__Goal__. Note each line where "better" appears, and copy it.
╭──
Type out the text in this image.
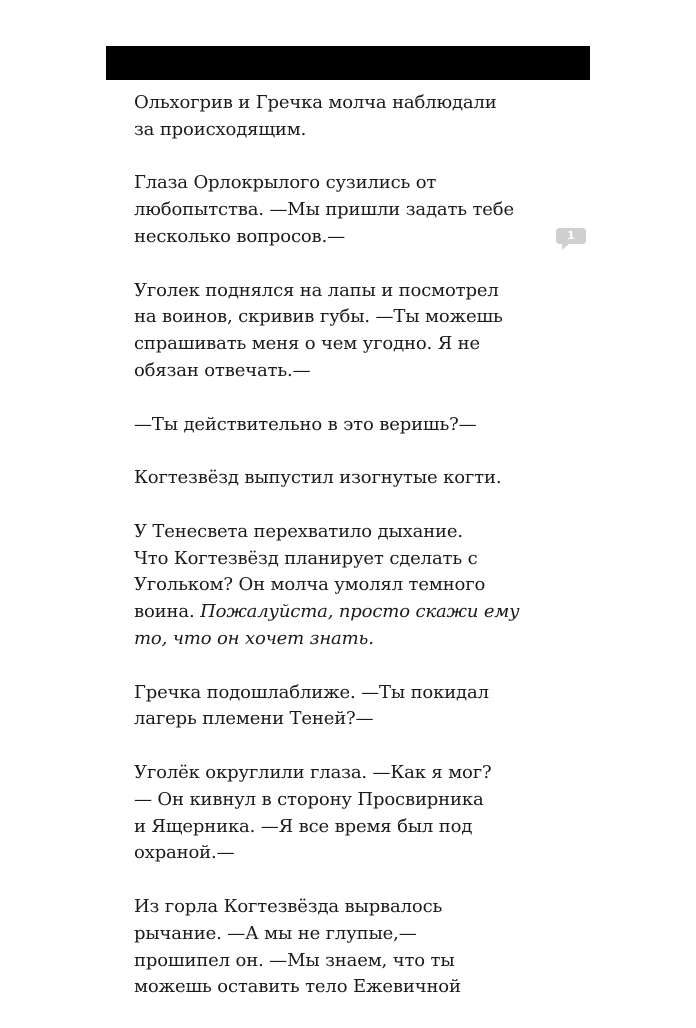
1

Ольхогрив и Гречка молча наблюдали
за происходящим.

Глаза Орлокрылого сузились от
любопытства. —Мы пришли задать тебе
несколько вопросов.—

Уголек поднялся на лапы и посмотрел
на воинов, скривив губы. —Ты можешь
спрашивать меня о чем угодно. Я не
обязан отвечать.—

—Ты действительно в это веришь?—

Когтезвёзд выпустил изогнутые когти.

У Тенесвета перехватило дыхание.
Что Когтезвёзд планирует сделать с
Угольком? Он молча умолял темного
воина. Пожалуйста, просто скажи ему
то, что он хочет знать.

Гречка подошлаближе. —Ты покидал
лагерь племени Теней?—

Уголёк округлили глаза. —Как я мог?
— Он кивнул в сторону Просвирника
и Ящерника. —Я все время был под
охраной.—

Из горла Когтезвёзда вырвалось
рычание. —А мы не глупые,—
прошипел он. —Мы знаем, что ты
можешь оставить тело Ежевичной
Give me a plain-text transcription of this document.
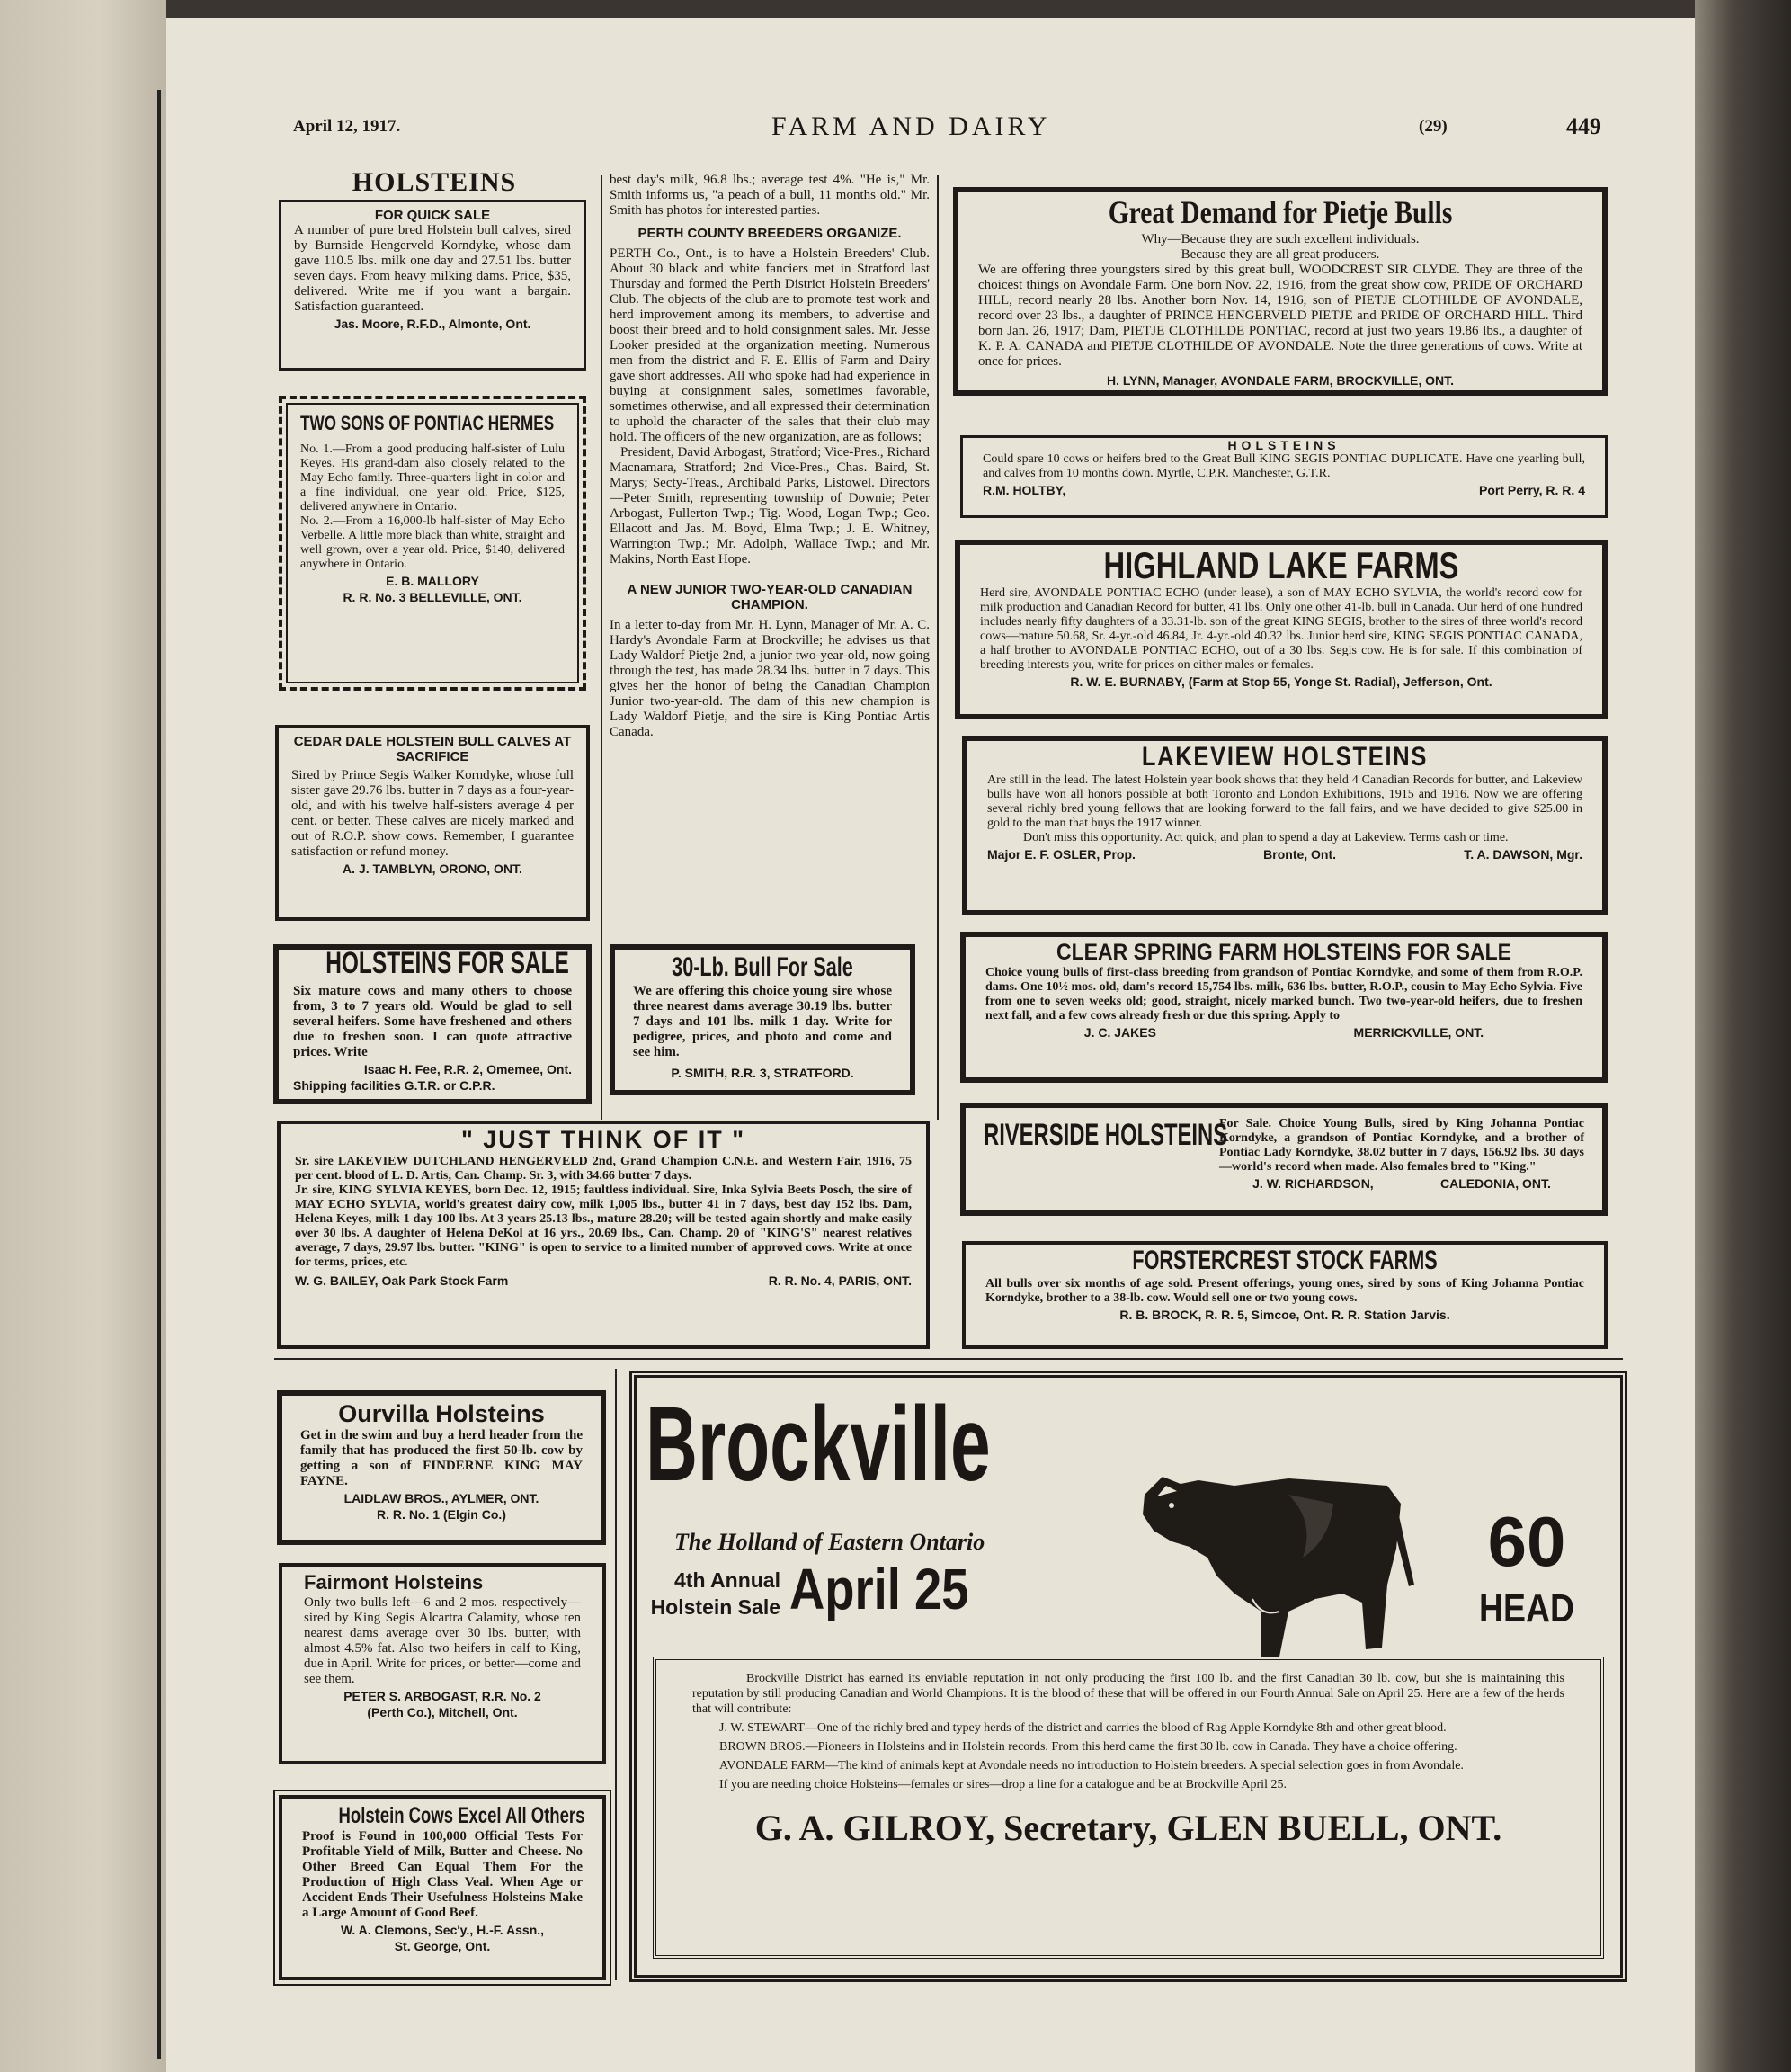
April 12, 1917.	FARM AND DAIRY	(29)	449
HOLSTEINS
FOR QUICK SALE
A number of pure bred Holstein bull calves, sired by Burnside Hengerveld Korndyke, whose dam gave 110.5 lbs. milk one day and 27.51 lbs. butter seven days. From heavy milking dams. Price, $35, delivered. Write me if you want a bargain. Satisfaction guaranteed.
Jas. Moore, R.F.D., Almonte, Ont.
TWO SONS OF PONTIAC HERMES
No. 1.—From a good producing half-sister of Lulu Keyes. His grand-dam also closely related to the May Echo family. Three-quarters light in color and a fine individual, one year old. Price, $125, delivered anywhere in Ontario.
No. 2.—From a 16,000-lb half-sister of May Echo Verbelle. A little more black than white, straight and well grown, over a year old. Price, $140, delivered anywhere in Ontario.
E. B. MALLORY
R. R. No. 3 BELLEVILLE, ONT.
CEDAR DALE HOLSTEIN BULL CALVES AT SACRIFICE
Sired by Prince Segis Walker Korndyke, whose full sister gave 29.76 lbs. butter in 7 days as a four-year-old, and with his twelve half-sisters average 4 per cent. or better. These calves are nicely marked and out of R.O.P. show cows. Remember, I guarantee satisfaction or refund money.
A. J. TAMBLYN, ORONO, ONT.
HOLSTEINS FOR SALE
Six mature cows and many others to choose from, 3 to 7 years old. Would be glad to sell several heifers. Some have freshened and others due to freshen soon. I can quote attractive prices. Write
Isaac H. Fee, R.R. 2, Omemee, Ont.
Shipping facilities G.T.R. or C.P.R.
best day's milk, 96.8 lbs.; average test 4%. "He is," Mr. Smith informs us, "a peach of a bull, 11 months old." Mr. Smith has photos for interested parties.
PERTH COUNTY BREEDERS ORGANIZE.
PERTH Co., Ont., is to have a Holstein Breeders' Club. About 30 black and white fanciers met in Stratford last Thursday and formed the Perth District Holstein Breeders' Club. The objects of the club are to promote test work and herd improvement among its members, to advertise and boost their breed and to hold consignment sales. Mr. Jesse Looker presided at the organization meeting. Numerous men from the district and F. E. Ellis of Farm and Dairy gave short addresses. All who spoke had had experience in buying at consignment sales, sometimes favorable, sometimes otherwise, and all expressed their determination to uphold the character of the sales that their club may hold. The officers of the new organization, are as follows;
President, David Arbogast, Stratford; Vice-Pres., Richard Macnamara, Stratford; 2nd Vice-Pres., Chas. Baird, St. Marys; Secty-Treas., Archibald Parks, Listowel. Directors—Peter Smith, representing township of Downie; Peter Arbogast, Fullerton Twp.; Tig. Wood, Logan Twp.; Geo. Ellacott and Jas. M. Boyd, Elma Twp.; J. E. Whitney, Warrington Twp.; Mr. Adolph, Wallace Twp.; and Mr. Makins, North East Hope.
A NEW JUNIOR TWO-YEAR-OLD CANADIAN CHAMPION.
In a letter to-day from Mr. H. Lynn, Manager of Mr. A. C. Hardy's Avondale Farm at Brockville; he advises us that Lady Waldorf Pietje 2nd, a junior two-year-old, now going through the test, has made 28.34 lbs. butter in 7 days. This gives her the honor of being the Canadian Champion Junior two-year-old. The dam of this new champion is Lady Waldorf Pietje, and the sire is King Pontiac Artis Canada.
30-Lb. Bull For Sale
We are offering this choice young sire whose three nearest dams average 30.19 lbs. butter 7 days and 101 lbs. milk 1 day. Write for pedigree, prices, and photo and come and see him.
P. SMITH, R.R. 3, STRATFORD.
Great Demand for Pietje Bulls
Why—Because they are such excellent individuals.
Because they are all great producers.
We are offering three youngsters sired by this great bull, WOODCREST SIR CLYDE. They are three of the choicest things on Avondale Farm. One born Nov. 22, 1916, from the great show cow, PRIDE OF ORCHARD HILL, record nearly 28 lbs. Another born Nov. 14, 1916, son of PIETJE CLOTHILDE OF AVONDALE, record over 23 lbs., a daughter of PRINCE HENGERVELD PIETJE and PRIDE OF ORCHARD HILL. Third born Jan. 26, 1917; Dam, PIETJE CLOTHILDE PONTIAC, record at just two years 19.86 lbs., a daughter of K. P. A. CANADA and PIETJE CLOTHILDE OF AVONDALE. Note the three generations of cows. Write at once for prices.
H. LYNN, Manager, AVONDALE FARM, BROCKVILLE, ONT.
HOLSTEINS
Could spare 10 cows or heifers bred to the Great Bull KING SEGIS PONTIAC DUPLICATE. Have one yearling bull, and calves from 10 months down. Myrtle, C.P.R. Manchester, G.T.R.
R.M. HOLTBY,	Port Perry, R. R. 4
HIGHLAND LAKE FARMS
Herd sire, AVONDALE PONTIAC ECHO (under lease), a son of MAY ECHO SYLVIA, the world's record cow for milk production and Canadian Record for butter, 41 lbs. Only one other 41-lb. bull in Canada. Our herd of one hundred includes nearly fifty daughters of a 33.31-lb. son of the great KING SEGIS, brother to the sires of three world's record cows—mature 50.68, Sr. 4-yr.-old 46.84, Jr. 4-yr.-old 40.32 lbs. Junior herd sire, KING SEGIS PONTIAC CANADA, a half brother to AVONDALE PONTIAC ECHO, out of a 30 lbs. Segis cow. He is for sale. If this combination of breeding interests you, write for prices on either males or females.
R. W. E. BURNABY, (Farm at Stop 55, Yonge St. Radial), Jefferson, Ont.
LAKEVIEW HOLSTEINS
Are still in the lead. The latest Holstein year book shows that they held 4 Canadian Records for butter, and Lakeview bulls have won all honors possible at both Toronto and London Exhibitions, 1915 and 1916. Now we are offering several richly bred young fellows that are looking forward to the fall fairs, and we have decided to give $25.00 in gold to the man that buys the 1917 winner.
Don't miss this opportunity. Act quick, and plan to spend a day at Lakeview. Terms cash or time.
Major E. F. OSLER, Prop.	Bronte, Ont.	T. A. DAWSON, Mgr.
CLEAR SPRING FARM HOLSTEINS FOR SALE
Choice young bulls of first-class breeding from grandson of Pontiac Korndyke, and some of them from R.O.P. dams. One 10½ mos. old, dam's record 15,754 lbs. milk, 636 lbs. butter, R.O.P., cousin to May Echo Sylvia. Five from one to seven weeks old; good, straight, nicely marked bunch. Two two-year-old heifers, due to freshen next fall, and a few cows already fresh or due this spring. Apply to
J. C. JAKES	MERRICKVILLE, ONT.
RIVERSIDE HOLSTEINS
For Sale. Choice Young Bulls, sired by King Johanna Pontiac Korndyke, a grandson of Pontiac Korndyke, and a brother of Pontiac Lady Korndyke, 38.02 butter in 7 days, 156.92 lbs. 30 days—world's record when made. Also females bred to "King."
J. W. RICHARDSON,	CALEDONIA, ONT.
FORSTERCREST STOCK FARMS
All bulls over six months of age sold. Present offerings, young ones, sired by sons of King Johanna Pontiac Korndyke, brother to a 38-lb. cow. Would sell one or two young cows.
R. B. BROCK, R. R. 5, Simcoe, Ont. R. R. Station Jarvis.
" JUST THINK OF IT "
Sr. sire LAKEVIEW DUTCHLAND HENGERVELD 2nd, Grand Champion C.N.E. and Western Fair, 1916, 75 per cent. blood of L. D. Artis, Can. Champ. Sr. 3, with 34.66 butter 7 days.
Jr. sire, KING SYLVIA KEYES, born Dec. 12, 1915; faultless individual. Sire, Inka Sylvia Beets Posch, the sire of MAY ECHO SYLVIA, world's greatest dairy cow, milk 1,005 lbs., butter 41 in 7 days, best day 152 lbs. Dam, Helena Keyes, milk 1 day 100 lbs. At 3 years 25.13 lbs., mature 28.20; will be tested again shortly and make easily over 30 lbs. A daughter of Helena DeKol at 16 yrs., 20.69 lbs., Can. Champ. 20 of "KING'S" nearest relatives average, 7 days, 29.97 lbs. butter. "KING" is open to service to a limited number of approved cows. Write at once for terms, prices, etc.
W. G. BAILEY, Oak Park Stock Farm	R. R. No. 4, PARIS, ONT.
Ourvilla Holsteins
Get in the swim and buy a herd header from the family that has produced the first 50-lb. cow by getting a son of FINDERNE KING MAY FAYNE.
LAIDLAW BROS., AYLMER, ONT.
R. R. No. 1 (Elgin Co.)
Fairmont Holsteins
Only two bulls left—6 and 2 mos. respectively—sired by King Segis Alcartra Calamity, whose ten nearest dams average over 30 lbs. butter, with almost 4.5% fat. Also two heifers in calf to King, due in April. Write for prices, or better—come and see them.
PETER S. ARBOGAST, R.R. No. 2
(Perth Co.), Mitchell, Ont.
Holstein Cows Excel All Others
Proof is Found in 100,000 Official Tests For Profitable Yield of Milk, Butter and Cheese. No Other Breed Can Equal Them For the Production of High Class Veal. When Age or Accident Ends Their Usefulness Holsteins Make a Large Amount of Good Beef.
W. A. Clemons, Sec'y., H.-F. Assn.,
St. George, Ont.
Brockville
The Holland of Eastern Ontario
4th Annual
Holstein Sale April 25
60
HEAD
Brockville District has earned its enviable reputation in not only producing the first 100 lb. and the first Canadian 30 lb. cow, but she is maintaining this reputation by still producing Canadian and World Champions. It is the blood of these that will be offered in our Fourth Annual Sale on April 25. Here are a few of the herds that will contribute:
J. W. STEWART—One of the richly bred and typey herds of the district and carries the blood of Rag Apple Korndyke 8th and other great blood.
BROWN BROS.—Pioneers in Holsteins and in Holstein records. From this herd came the first 30 lb. cow in Canada. They have a choice offering.
AVONDALE FARM—The kind of animals kept at Avondale needs no introduction to Holstein breeders. A special selection goes in from Avondale.
If you are needing choice Holsteins—females or sires—drop a line for a catalogue and be at Brockville April 25.
G. A. GILROY, Secretary, GLEN BUELL, ONT.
╰──
__Completed exercise__.
Sired by Prince Segis Walker Korndyke, whose full sister gave 29.76 lbs. butter in 7 days as a four-year-old, and with his twelve half-sisters average 4 per cent. or better. These calves are nicely marked and out of R.O.P. show cows. Remember, I guarantee satisfaction or refund money.
Only two bulls left—6 and 2 mos. respectively—sired by King Segis Alcartra Calamity, whose ten nearest dams average over 30 lbs. butter, with almost 4.5% fat. Also two heifers in calf to King, due in April. Write for prices, or better—come and see them.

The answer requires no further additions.